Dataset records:
###
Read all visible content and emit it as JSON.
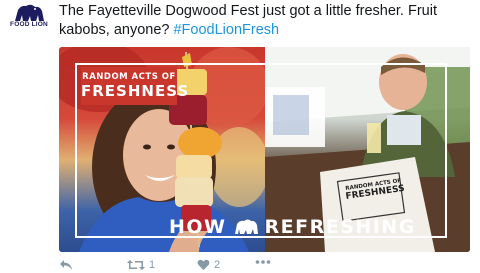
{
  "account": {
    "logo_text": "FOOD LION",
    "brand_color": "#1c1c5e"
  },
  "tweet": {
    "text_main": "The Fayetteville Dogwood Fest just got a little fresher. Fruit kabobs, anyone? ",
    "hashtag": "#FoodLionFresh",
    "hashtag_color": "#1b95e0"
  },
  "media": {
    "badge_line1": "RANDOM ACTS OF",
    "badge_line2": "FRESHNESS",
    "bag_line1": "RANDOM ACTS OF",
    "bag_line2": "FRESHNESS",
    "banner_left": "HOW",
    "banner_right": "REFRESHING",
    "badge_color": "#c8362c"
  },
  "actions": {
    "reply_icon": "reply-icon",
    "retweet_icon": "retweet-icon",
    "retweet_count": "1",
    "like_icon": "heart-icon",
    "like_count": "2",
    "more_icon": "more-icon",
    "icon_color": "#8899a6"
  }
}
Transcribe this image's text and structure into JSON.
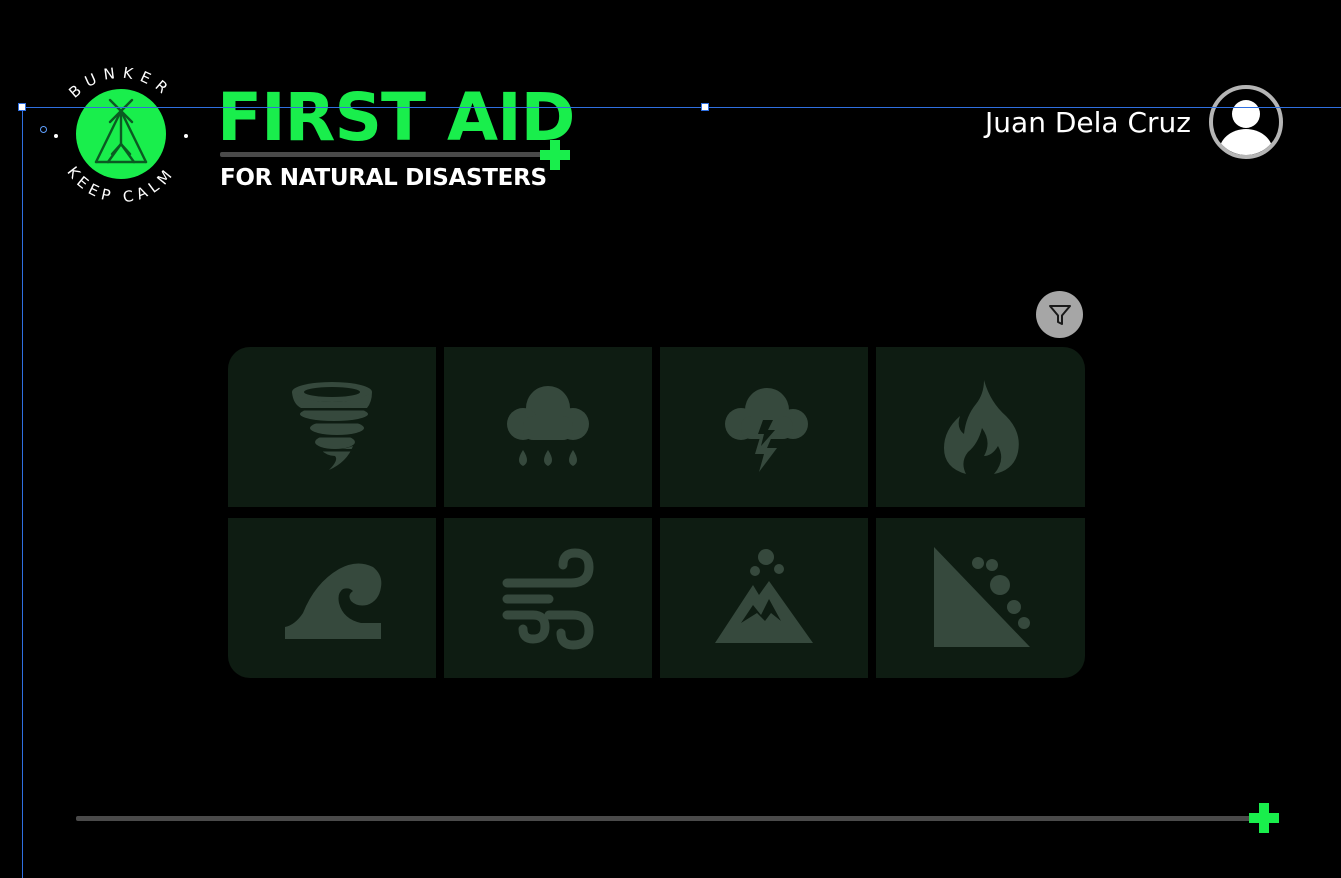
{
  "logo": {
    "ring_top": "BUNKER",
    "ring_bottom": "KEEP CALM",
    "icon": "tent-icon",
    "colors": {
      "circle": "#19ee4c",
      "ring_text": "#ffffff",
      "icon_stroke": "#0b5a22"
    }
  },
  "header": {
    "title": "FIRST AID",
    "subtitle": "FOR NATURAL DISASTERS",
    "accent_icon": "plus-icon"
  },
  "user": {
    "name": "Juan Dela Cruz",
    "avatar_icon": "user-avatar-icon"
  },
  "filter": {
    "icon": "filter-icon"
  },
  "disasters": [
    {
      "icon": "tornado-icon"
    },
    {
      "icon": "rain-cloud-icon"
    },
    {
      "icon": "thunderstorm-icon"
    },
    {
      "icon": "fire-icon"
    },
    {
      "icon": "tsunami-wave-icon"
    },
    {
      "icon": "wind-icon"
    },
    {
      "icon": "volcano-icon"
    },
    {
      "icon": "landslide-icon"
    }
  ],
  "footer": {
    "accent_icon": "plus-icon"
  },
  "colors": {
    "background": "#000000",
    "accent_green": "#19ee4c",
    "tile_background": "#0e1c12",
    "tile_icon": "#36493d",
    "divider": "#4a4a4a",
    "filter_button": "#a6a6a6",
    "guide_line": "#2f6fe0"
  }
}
###
Goal of the exercise: Look through the entries above and list every line containing "ACTS".

Solution to this exercise:
    "badge_line1": "RANDOM ACTS OF",
    "bag_line1": "RANDOM ACTS OF",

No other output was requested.